● **PROBLEM DESCRIPTION**: Go through the listing and copy every line word for word.

● **PROVIDED INFORMATION**:
________________

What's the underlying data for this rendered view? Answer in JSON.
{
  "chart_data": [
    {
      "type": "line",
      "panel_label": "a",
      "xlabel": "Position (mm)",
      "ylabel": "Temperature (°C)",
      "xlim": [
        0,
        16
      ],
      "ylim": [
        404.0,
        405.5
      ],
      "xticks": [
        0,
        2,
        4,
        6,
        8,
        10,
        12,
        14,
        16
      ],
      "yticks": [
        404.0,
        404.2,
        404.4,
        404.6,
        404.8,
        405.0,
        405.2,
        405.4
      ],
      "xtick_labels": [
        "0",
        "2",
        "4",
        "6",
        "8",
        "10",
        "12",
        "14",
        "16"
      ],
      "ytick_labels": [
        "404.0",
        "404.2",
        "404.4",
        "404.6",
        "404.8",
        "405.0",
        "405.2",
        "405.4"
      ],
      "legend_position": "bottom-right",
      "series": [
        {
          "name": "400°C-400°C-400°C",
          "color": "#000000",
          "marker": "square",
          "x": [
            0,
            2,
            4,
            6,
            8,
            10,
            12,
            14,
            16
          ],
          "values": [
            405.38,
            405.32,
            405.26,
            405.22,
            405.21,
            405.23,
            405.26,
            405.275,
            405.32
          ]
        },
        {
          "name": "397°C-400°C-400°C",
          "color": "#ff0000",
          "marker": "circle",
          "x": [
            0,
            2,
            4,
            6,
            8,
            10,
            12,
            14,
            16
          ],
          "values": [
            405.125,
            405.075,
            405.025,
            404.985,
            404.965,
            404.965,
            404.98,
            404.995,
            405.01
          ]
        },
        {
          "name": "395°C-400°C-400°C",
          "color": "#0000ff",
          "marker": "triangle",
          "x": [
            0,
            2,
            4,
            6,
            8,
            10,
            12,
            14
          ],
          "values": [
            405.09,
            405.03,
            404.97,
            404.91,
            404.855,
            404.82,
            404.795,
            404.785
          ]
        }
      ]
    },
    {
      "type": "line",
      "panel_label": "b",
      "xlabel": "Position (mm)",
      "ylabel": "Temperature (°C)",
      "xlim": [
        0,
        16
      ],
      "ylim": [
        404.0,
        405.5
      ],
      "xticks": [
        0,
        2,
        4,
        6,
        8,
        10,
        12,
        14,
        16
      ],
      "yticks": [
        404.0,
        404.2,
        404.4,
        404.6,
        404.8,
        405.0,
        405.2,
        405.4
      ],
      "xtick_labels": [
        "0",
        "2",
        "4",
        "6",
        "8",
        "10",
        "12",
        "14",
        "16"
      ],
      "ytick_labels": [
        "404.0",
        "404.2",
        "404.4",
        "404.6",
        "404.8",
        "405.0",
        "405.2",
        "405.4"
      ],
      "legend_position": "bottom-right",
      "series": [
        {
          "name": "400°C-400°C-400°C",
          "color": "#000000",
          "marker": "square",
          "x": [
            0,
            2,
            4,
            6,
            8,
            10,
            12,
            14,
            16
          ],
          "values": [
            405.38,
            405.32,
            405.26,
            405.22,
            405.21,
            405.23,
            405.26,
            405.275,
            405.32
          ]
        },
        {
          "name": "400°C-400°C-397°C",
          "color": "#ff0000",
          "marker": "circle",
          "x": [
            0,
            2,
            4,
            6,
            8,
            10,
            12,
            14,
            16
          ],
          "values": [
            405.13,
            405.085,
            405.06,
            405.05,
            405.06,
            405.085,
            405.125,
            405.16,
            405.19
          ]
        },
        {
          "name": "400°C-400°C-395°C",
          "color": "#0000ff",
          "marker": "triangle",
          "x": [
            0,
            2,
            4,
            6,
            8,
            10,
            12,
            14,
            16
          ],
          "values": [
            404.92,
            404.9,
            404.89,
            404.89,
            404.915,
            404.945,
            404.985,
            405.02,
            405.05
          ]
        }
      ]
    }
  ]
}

________________

● **WRITTEN ANSWER**:
What's the underlying data for this rendered view? Answer in JSON.
{
  "chart_data": [
    {
      "type": "line",
      "panel_label": "a",
      "xlabel": "Position (mm)",
      "ylabel": "Temperature (°C)",
      "xlim": [
        0,
        16
      ],
      "ylim": [
        404.0,
        405.5
      ],
      "xticks": [
        0,
        2,
        4,
        6,
        8,
        10,
        12,
        14,
        16
      ],
      "yticks": [
        404.0,
        404.2,
        404.4,
        404.6,
        404.8,
        405.0,
        405.2,
        405.4
      ],
      "xtick_labels": [
        "0",
        "2",
        "4",
        "6",
        "8",
        "10",
        "12",
        "14",
        "16"
      ],
      "ytick_labels": [
        "404.0",
        "404.2",
        "404.4",
        "404.6",
        "404.8",
        "405.0",
        "405.2",
        "405.4"
      ],
      "legend_position": "bottom-right",
      "series": [
        {
          "name": "400°C-400°C-400°C",
          "color": "#000000",
          "marker": "square",
          "x": [
            0,
            2,
            4,
            6,
            8,
            10,
            12,
            14,
            16
          ],
          "values": [
            405.38,
            405.32,
            405.26,
            405.22,
            405.21,
            405.23,
            405.26,
            405.275,
            405.32
          ]
        },
        {
          "name": "397°C-400°C-400°C",
          "color": "#ff0000",
          "marker": "circle",
          "x": [
            0,
            2,
            4,
            6,
            8,
            10,
            12,
            14,
            16
          ],
          "values": [
            405.125,
            405.075,
            405.025,
            404.985,
            404.965,
            404.965,
            404.98,
            404.995,
            405.01
          ]
        },
        {
          "name": "395°C-400°C-400°C",
          "color": "#0000ff",
          "marker": "triangle",
          "x": [
            0,
            2,
            4,
            6,
            8,
            10,
            12,
            14
          ],
          "values": [
            405.09,
            405.03,
            404.97,
            404.91,
            404.855,
            404.82,
            404.795,
            404.785
          ]
        }
      ]
    },
    {
      "type": "line",
      "panel_label": "b",
      "xlabel": "Position (mm)",
      "ylabel": "Temperature (°C)",
      "xlim": [
        0,
        16
      ],
      "ylim": [
        404.0,
        405.5
      ],
      "xticks": [
        0,
        2,
        4,
        6,
        8,
        10,
        12,
        14,
        16
      ],
      "yticks": [
        404.0,
        404.2,
        404.4,
        404.6,
        404.8,
        405.0,
        405.2,
        405.4
      ],
      "xtick_labels": [
        "0",
        "2",
        "4",
        "6",
        "8",
        "10",
        "12",
        "14",
        "16"
      ],
      "ytick_labels": [
        "404.0",
        "404.2",
        "404.4",
        "404.6",
        "404.8",
        "405.0",
        "405.2",
        "405.4"
      ],
      "legend_position": "bottom-right",
      "series": [
        {
          "name": "400°C-400°C-400°C",
          "color": "#000000",
          "marker": "square",
          "x": [
            0,
            2,
            4,
            6,
            8,
            10,
            12,
            14,
            16
          ],
          "values": [
            405.38,
            405.32,
            405.26,
            405.22,
            405.21,
            405.23,
            405.26,
            405.275,
            405.32
          ]
        },
        {
          "name": "400°C-400°C-397°C",
          "color": "#ff0000",
          "marker": "circle",
          "x": [
            0,
            2,
            4,
            6,
            8,
            10,
            12,
            14,
            16
          ],
          "values": [
            405.13,
            405.085,
            405.06,
            405.05,
            405.06,
            405.085,
            405.125,
            405.16,
            405.19
          ]
        },
        {
          "name": "400°C-400°C-395°C",
          "color": "#0000ff",
          "marker": "triangle",
          "x": [
            0,
            2,
            4,
            6,
            8,
            10,
            12,
            14,
            16
          ],
          "values": [
            404.92,
            404.9,
            404.89,
            404.89,
            404.915,
            404.945,
            404.985,
            405.02,
            405.05
          ]
        }
      ]
    }
  ]
}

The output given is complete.